EXERCISE OBJECTIVE: Copy each line exactly. Leave nothing out.

_ _ _ _ _

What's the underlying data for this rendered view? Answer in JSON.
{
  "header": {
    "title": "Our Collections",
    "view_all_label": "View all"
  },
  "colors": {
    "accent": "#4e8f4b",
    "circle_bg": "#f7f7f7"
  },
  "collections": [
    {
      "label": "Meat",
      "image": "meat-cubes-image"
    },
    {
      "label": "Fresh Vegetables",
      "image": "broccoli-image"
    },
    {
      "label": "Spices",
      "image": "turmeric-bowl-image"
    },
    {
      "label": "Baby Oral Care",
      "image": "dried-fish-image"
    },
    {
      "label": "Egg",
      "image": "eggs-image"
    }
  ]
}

_ _ _ _ _

TASK SOLUTION:
What's the underlying data for this rendered view? Answer in JSON.
{
  "header": {
    "title": "Our Collections",
    "view_all_label": "View all"
  },
  "colors": {
    "accent": "#4e8f4b",
    "circle_bg": "#f7f7f7"
  },
  "collections": [
    {
      "label": "Meat",
      "image": "meat-cubes-image"
    },
    {
      "label": "Fresh Vegetables",
      "image": "broccoli-image"
    },
    {
      "label": "Spices",
      "image": "turmeric-bowl-image"
    },
    {
      "label": "Baby Oral Care",
      "image": "dried-fish-image"
    },
    {
      "label": "Egg",
      "image": "eggs-image"
    }
  ]
}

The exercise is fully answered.